Written task
Reproduce the data in its entirety, exactly as supplied.

Material provided
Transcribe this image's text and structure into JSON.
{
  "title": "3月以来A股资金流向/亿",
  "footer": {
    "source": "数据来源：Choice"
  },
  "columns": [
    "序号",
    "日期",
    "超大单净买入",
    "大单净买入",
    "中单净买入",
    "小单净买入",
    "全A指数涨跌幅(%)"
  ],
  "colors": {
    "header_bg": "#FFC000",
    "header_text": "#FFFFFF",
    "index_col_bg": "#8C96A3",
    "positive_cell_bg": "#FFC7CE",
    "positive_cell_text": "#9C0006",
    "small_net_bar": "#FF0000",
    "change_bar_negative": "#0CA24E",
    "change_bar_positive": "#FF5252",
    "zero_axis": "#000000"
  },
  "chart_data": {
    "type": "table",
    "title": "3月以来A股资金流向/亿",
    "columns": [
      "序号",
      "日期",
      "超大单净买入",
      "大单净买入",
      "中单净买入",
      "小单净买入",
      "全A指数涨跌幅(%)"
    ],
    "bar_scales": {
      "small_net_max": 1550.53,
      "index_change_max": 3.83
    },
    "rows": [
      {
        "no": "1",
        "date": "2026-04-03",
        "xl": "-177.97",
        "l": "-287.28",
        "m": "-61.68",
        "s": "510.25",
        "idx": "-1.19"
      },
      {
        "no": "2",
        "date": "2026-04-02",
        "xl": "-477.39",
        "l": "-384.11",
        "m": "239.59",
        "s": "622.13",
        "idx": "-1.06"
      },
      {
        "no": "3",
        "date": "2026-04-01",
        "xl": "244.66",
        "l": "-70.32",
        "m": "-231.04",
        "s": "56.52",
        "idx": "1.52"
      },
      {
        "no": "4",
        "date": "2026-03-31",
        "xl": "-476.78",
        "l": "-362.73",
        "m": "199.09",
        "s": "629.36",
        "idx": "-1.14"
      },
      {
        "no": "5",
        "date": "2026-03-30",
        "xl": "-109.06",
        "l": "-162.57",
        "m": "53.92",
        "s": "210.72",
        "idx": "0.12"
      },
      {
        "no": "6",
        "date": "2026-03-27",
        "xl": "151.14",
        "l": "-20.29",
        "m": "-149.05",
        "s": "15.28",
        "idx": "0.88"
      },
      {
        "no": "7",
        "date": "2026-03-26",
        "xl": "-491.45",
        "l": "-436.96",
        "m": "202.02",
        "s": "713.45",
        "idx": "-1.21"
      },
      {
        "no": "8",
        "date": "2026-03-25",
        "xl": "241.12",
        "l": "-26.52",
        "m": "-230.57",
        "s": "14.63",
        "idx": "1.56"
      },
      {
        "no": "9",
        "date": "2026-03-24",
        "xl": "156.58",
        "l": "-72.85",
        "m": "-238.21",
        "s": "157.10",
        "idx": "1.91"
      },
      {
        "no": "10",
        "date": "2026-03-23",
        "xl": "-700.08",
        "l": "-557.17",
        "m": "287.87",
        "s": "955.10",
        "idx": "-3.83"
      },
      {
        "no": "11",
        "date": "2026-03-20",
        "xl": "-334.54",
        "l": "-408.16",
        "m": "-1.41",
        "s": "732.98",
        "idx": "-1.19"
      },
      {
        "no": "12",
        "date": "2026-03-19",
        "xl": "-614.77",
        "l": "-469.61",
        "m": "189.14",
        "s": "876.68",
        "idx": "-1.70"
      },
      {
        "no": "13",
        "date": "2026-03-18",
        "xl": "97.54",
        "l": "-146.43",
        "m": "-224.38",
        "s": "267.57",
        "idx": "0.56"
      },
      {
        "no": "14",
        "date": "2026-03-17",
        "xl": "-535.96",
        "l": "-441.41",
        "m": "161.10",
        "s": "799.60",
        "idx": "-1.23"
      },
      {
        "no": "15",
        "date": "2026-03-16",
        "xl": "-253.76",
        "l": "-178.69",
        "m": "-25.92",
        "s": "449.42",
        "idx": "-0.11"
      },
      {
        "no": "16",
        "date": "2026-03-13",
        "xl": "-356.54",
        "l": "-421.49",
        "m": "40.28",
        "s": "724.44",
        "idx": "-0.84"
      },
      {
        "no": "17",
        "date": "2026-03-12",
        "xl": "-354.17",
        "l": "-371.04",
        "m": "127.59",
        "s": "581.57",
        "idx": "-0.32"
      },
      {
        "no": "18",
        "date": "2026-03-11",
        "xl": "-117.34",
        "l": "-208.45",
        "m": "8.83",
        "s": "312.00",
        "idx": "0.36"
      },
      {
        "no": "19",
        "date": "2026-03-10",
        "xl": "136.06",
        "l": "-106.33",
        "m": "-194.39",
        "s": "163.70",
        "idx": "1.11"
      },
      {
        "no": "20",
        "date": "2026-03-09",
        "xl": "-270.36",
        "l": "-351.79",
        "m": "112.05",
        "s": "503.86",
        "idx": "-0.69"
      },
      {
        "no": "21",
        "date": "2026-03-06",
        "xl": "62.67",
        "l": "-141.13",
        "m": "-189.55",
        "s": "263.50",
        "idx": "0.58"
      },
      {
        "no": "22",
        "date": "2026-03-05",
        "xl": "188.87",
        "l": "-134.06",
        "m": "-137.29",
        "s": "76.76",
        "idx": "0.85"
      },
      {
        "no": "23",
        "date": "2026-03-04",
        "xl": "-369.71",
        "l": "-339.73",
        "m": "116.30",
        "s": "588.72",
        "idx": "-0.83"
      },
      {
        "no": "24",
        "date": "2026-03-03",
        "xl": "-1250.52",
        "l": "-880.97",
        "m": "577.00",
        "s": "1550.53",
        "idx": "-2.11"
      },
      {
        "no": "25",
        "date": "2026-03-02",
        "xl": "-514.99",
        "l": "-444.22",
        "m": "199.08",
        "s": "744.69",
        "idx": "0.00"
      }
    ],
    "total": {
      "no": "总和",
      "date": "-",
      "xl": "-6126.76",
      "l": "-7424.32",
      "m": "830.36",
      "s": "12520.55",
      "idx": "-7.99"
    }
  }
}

Finished answer
Transcribe this image's text and structure into JSON.
{
  "title": "3月以来A股资金流向/亿",
  "footer": {
    "source": "数据来源：Choice"
  },
  "columns": [
    "序号",
    "日期",
    "超大单净买入",
    "大单净买入",
    "中单净买入",
    "小单净买入",
    "全A指数涨跌幅(%)"
  ],
  "colors": {
    "header_bg": "#FFC000",
    "header_text": "#FFFFFF",
    "index_col_bg": "#8C96A3",
    "positive_cell_bg": "#FFC7CE",
    "positive_cell_text": "#9C0006",
    "small_net_bar": "#FF0000",
    "change_bar_negative": "#0CA24E",
    "change_bar_positive": "#FF5252",
    "zero_axis": "#000000"
  },
  "chart_data": {
    "type": "table",
    "title": "3月以来A股资金流向/亿",
    "columns": [
      "序号",
      "日期",
      "超大单净买入",
      "大单净买入",
      "中单净买入",
      "小单净买入",
      "全A指数涨跌幅(%)"
    ],
    "bar_scales": {
      "small_net_max": 1550.53,
      "index_change_max": 3.83
    },
    "rows": [
      {
        "no": "1",
        "date": "2026-04-03",
        "xl": "-177.97",
        "l": "-287.28",
        "m": "-61.68",
        "s": "510.25",
        "idx": "-1.19"
      },
      {
        "no": "2",
        "date": "2026-04-02",
        "xl": "-477.39",
        "l": "-384.11",
        "m": "239.59",
        "s": "622.13",
        "idx": "-1.06"
      },
      {
        "no": "3",
        "date": "2026-04-01",
        "xl": "244.66",
        "l": "-70.32",
        "m": "-231.04",
        "s": "56.52",
        "idx": "1.52"
      },
      {
        "no": "4",
        "date": "2026-03-31",
        "xl": "-476.78",
        "l": "-362.73",
        "m": "199.09",
        "s": "629.36",
        "idx": "-1.14"
      },
      {
        "no": "5",
        "date": "2026-03-30",
        "xl": "-109.06",
        "l": "-162.57",
        "m": "53.92",
        "s": "210.72",
        "idx": "0.12"
      },
      {
        "no": "6",
        "date": "2026-03-27",
        "xl": "151.14",
        "l": "-20.29",
        "m": "-149.05",
        "s": "15.28",
        "idx": "0.88"
      },
      {
        "no": "7",
        "date": "2026-03-26",
        "xl": "-491.45",
        "l": "-436.96",
        "m": "202.02",
        "s": "713.45",
        "idx": "-1.21"
      },
      {
        "no": "8",
        "date": "2026-03-25",
        "xl": "241.12",
        "l": "-26.52",
        "m": "-230.57",
        "s": "14.63",
        "idx": "1.56"
      },
      {
        "no": "9",
        "date": "2026-03-24",
        "xl": "156.58",
        "l": "-72.85",
        "m": "-238.21",
        "s": "157.10",
        "idx": "1.91"
      },
      {
        "no": "10",
        "date": "2026-03-23",
        "xl": "-700.08",
        "l": "-557.17",
        "m": "287.87",
        "s": "955.10",
        "idx": "-3.83"
      },
      {
        "no": "11",
        "date": "2026-03-20",
        "xl": "-334.54",
        "l": "-408.16",
        "m": "-1.41",
        "s": "732.98",
        "idx": "-1.19"
      },
      {
        "no": "12",
        "date": "2026-03-19",
        "xl": "-614.77",
        "l": "-469.61",
        "m": "189.14",
        "s": "876.68",
        "idx": "-1.70"
      },
      {
        "no": "13",
        "date": "2026-03-18",
        "xl": "97.54",
        "l": "-146.43",
        "m": "-224.38",
        "s": "267.57",
        "idx": "0.56"
      },
      {
        "no": "14",
        "date": "2026-03-17",
        "xl": "-535.96",
        "l": "-441.41",
        "m": "161.10",
        "s": "799.60",
        "idx": "-1.23"
      },
      {
        "no": "15",
        "date": "2026-03-16",
        "xl": "-253.76",
        "l": "-178.69",
        "m": "-25.92",
        "s": "449.42",
        "idx": "-0.11"
      },
      {
        "no": "16",
        "date": "2026-03-13",
        "xl": "-356.54",
        "l": "-421.49",
        "m": "40.28",
        "s": "724.44",
        "idx": "-0.84"
      },
      {
        "no": "17",
        "date": "2026-03-12",
        "xl": "-354.17",
        "l": "-371.04",
        "m": "127.59",
        "s": "581.57",
        "idx": "-0.32"
      },
      {
        "no": "18",
        "date": "2026-03-11",
        "xl": "-117.34",
        "l": "-208.45",
        "m": "8.83",
        "s": "312.00",
        "idx": "0.36"
      },
      {
        "no": "19",
        "date": "2026-03-10",
        "xl": "136.06",
        "l": "-106.33",
        "m": "-194.39",
        "s": "163.70",
        "idx": "1.11"
      },
      {
        "no": "20",
        "date": "2026-03-09",
        "xl": "-270.36",
        "l": "-351.79",
        "m": "112.05",
        "s": "503.86",
        "idx": "-0.69"
      },
      {
        "no": "21",
        "date": "2026-03-06",
        "xl": "62.67",
        "l": "-141.13",
        "m": "-189.55",
        "s": "263.50",
        "idx": "0.58"
      },
      {
        "no": "22",
        "date": "2026-03-05",
        "xl": "188.87",
        "l": "-134.06",
        "m": "-137.29",
        "s": "76.76",
        "idx": "0.85"
      },
      {
        "no": "23",
        "date": "2026-03-04",
        "xl": "-369.71",
        "l": "-339.73",
        "m": "116.30",
        "s": "588.72",
        "idx": "-0.83"
      },
      {
        "no": "24",
        "date": "2026-03-03",
        "xl": "-1250.52",
        "l": "-880.97",
        "m": "577.00",
        "s": "1550.53",
        "idx": "-2.11"
      },
      {
        "no": "25",
        "date": "2026-03-02",
        "xl": "-514.99",
        "l": "-444.22",
        "m": "199.08",
        "s": "744.69",
        "idx": "0.00"
      }
    ],
    "total": {
      "no": "总和",
      "date": "-",
      "xl": "-6126.76",
      "l": "-7424.32",
      "m": "830.36",
      "s": "12520.55",
      "idx": "-7.99"
    }
  }
}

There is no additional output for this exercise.